▶ **Work to do**: Write out the material exactly, leaving every picture behind.

▶ **Extracted data**:

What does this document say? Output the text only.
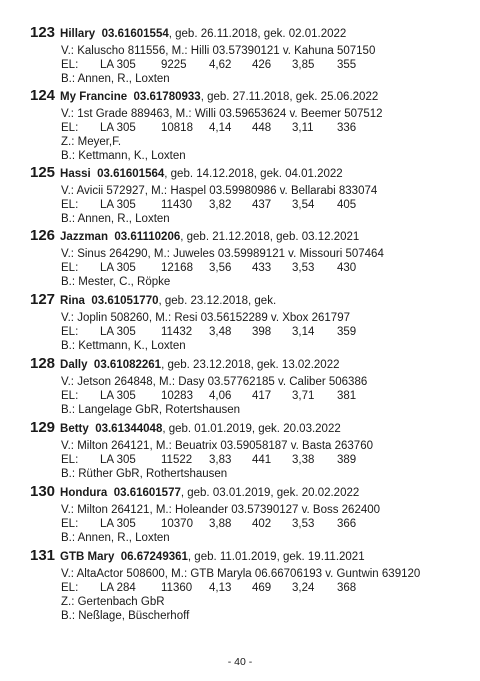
123 Hillary 03.61601554, geb. 26.11.2018, gek. 02.01.2022
V.: Kaluscho 811556, M.: Hilli 03.57390121 v. Kahuna 507150
EL: LA 305 9225 4,62 426 3,85 355
B.: Annen, R., Loxten
124 My Francine 03.61780933, geb. 27.11.2018, gek. 25.06.2022
V.: 1st Grade 889463, M.: Willi 03.59653624 v. Beemer 507512
EL: LA 305 10818 4,14 448 3,11 336
Z.: Meyer,F.
B.: Kettmann, K., Loxten
125 Hassi 03.61601564, geb. 14.12.2018, gek. 04.01.2022
V.: Avicii 572927, M.: Haspel 03.59980986 v. Bellarabi 833074
EL: LA 305 11430 3,82 437 3,54 405
B.: Annen, R., Loxten
126 Jazzman 03.61110206, geb. 21.12.2018, geb. 03.12.2021
V.: Sinus 264290, M.: Juweles 03.59989121 v. Missouri 507464
EL: LA 305 12168 3,56 433 3,53 430
B.: Mester, C., Röpke
127 Rina 03.61051770, geb. 23.12.2018, gek.
V.: Joplin 508260, M.: Resi 03.56152289 v. Xbox 261797
EL: LA 305 11432 3,48 398 3,14 359
B.: Kettmann, K., Loxten
128 Dally 03.61082261, geb. 23.12.2018, gek. 13.02.2022
V.: Jetson 264848, M.: Dasy 03.57762185 v. Caliber 506386
EL: LA 305 10283 4,06 417 3,71 381
B.: Langelage GbR, Rotertshausen
129 Betty 03.61344048, geb. 01.01.2019, gek. 20.03.2022
V.: Milton 264121, M.: Beuatrix 03.59058187 v. Basta 263760
EL: LA 305 11522 3,83 441 3,38 389
B.: Rüther GbR, Rothertshausen
130 Hondura 03.61601577, geb. 03.01.2019, gek. 20.02.2022
V.: Milton 264121, M.: Holeander 03.57390127 v. Boss 262400
EL: LA 305 10370 3,88 402 3,53 366
B.: Annen, R., Loxten
131 GTB Mary 06.67249361, geb. 11.01.2019, gek. 19.11.2021
V.: AltaActor 508600, M.: GTB Maryla 06.66706193 v. Guntwin 639120
EL: LA 284 11360 4,13 469 3,24 368
Z.: Gertenbach GbR
B.: Neßlage, Büscherhoff
- 40 -
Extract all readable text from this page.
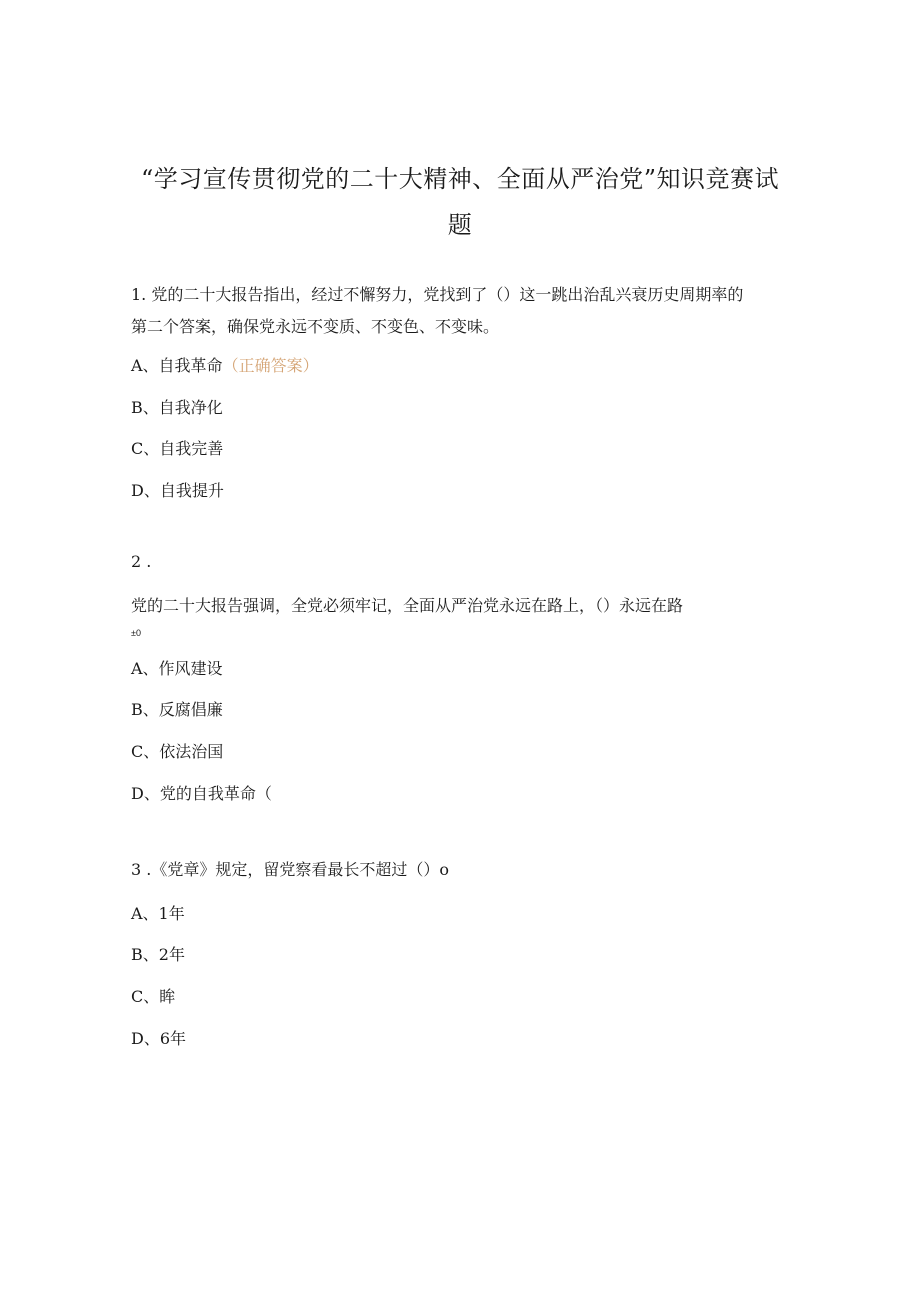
“学习宣传贯彻党的二十大精神、全面从严治党”知识竞赛试
题
1. 党的二十大报告指出，经过不懈努力，党找到了（）这一跳出治乱兴衰历史周期率的
第二个答案，确保党永远不变质、不变色、不变味。
A、自我革命（正确答案）
B、自我净化
C、自我完善
D、自我提升
2 .
党的二十大报告强调，全党必须牢记，全面从严治党永远在路上，（）永远在路
±0
A、作风建设
B、反腐倡廉
C、依法治国
D、党的自我革命（
3 .《党章》规定，留党察看最长不超过（）o
A、1年
B、2年
C、眸
D、6年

▶ **Final result**:
What does this document say? Output the text only.
123 Hillary 03.61601554, geb. 26.11.2018, gek. 02.01.2022
V.: Kaluscho 811556, M.: Hilli 03.57390121 v. Kahuna 507150
EL: LA 305 9225 4,62 426 3,85 355
B.: Annen, R., Loxten
124 My Francine 03.61780933, geb. 27.11.2018, gek. 25.06.2022
V.: 1st Grade 889463, M.: Willi 03.59653624 v. Beemer 507512
EL: LA 305 10818 4,14 448 3,11 336
Z.: Meyer,F.
B.: Kettmann, K., Loxten
125 Hassi 03.61601564, geb. 14.12.2018, gek. 04.01.2022
V.: Avicii 572927, M.: Haspel 03.59980986 v. Bellarabi 833074
EL: LA 305 11430 3,82 437 3,54 405
B.: Annen, R., Loxten
126 Jazzman 03.61110206, geb. 21.12.2018, geb. 03.12.2021
V.: Sinus 264290, M.: Juweles 03.59989121 v. Missouri 507464
EL: LA 305 12168 3,56 433 3,53 430
B.: Mester, C., Röpke
127 Rina 03.61051770, geb. 23.12.2018, gek.
V.: Joplin 508260, M.: Resi 03.56152289 v. Xbox 261797
EL: LA 305 11432 3,48 398 3,14 359
B.: Kettmann, K., Loxten
128 Dally 03.61082261, geb. 23.12.2018, gek. 13.02.2022
V.: Jetson 264848, M.: Dasy 03.57762185 v. Caliber 506386
EL: LA 305 10283 4,06 417 3,71 381
B.: Langelage GbR, Rotertshausen
129 Betty 03.61344048, geb. 01.01.2019, gek. 20.03.2022
V.: Milton 264121, M.: Beuatrix 03.59058187 v. Basta 263760
EL: LA 305 11522 3,83 441 3,38 389
B.: Rüther GbR, Rothertshausen
130 Hondura 03.61601577, geb. 03.01.2019, gek. 20.02.2022
V.: Milton 264121, M.: Holeander 03.57390127 v. Boss 262400
EL: LA 305 10370 3,88 402 3,53 366
B.: Annen, R., Loxten
131 GTB Mary 06.67249361, geb. 11.01.2019, gek. 19.11.2021
V.: AltaActor 508600, M.: GTB Maryla 06.66706193 v. Guntwin 639120
EL: LA 284 11360 4,13 469 3,24 368
Z.: Gertenbach GbR
B.: Neßlage, Büscherhoff
- 40 -
Extract all readable text from this page.
“学习宣传贯彻党的二十大精神、全面从严治党”知识竞赛试
题
1. 党的二十大报告指出，经过不懈努力，党找到了（）这一跳出治乱兴衰历史周期率的
第二个答案，确保党永远不变质、不变色、不变味。
A、自我革命（正确答案）
B、自我净化
C、自我完善
D、自我提升
2 .
党的二十大报告强调，全党必须牢记，全面从严治党永远在路上，（）永远在路
±0
A、作风建设
B、反腐倡廉
C、依法治国
D、党的自我革命（
3 .《党章》规定，留党察看最长不超过（）o
A、1年
B、2年
C、眸
D、6年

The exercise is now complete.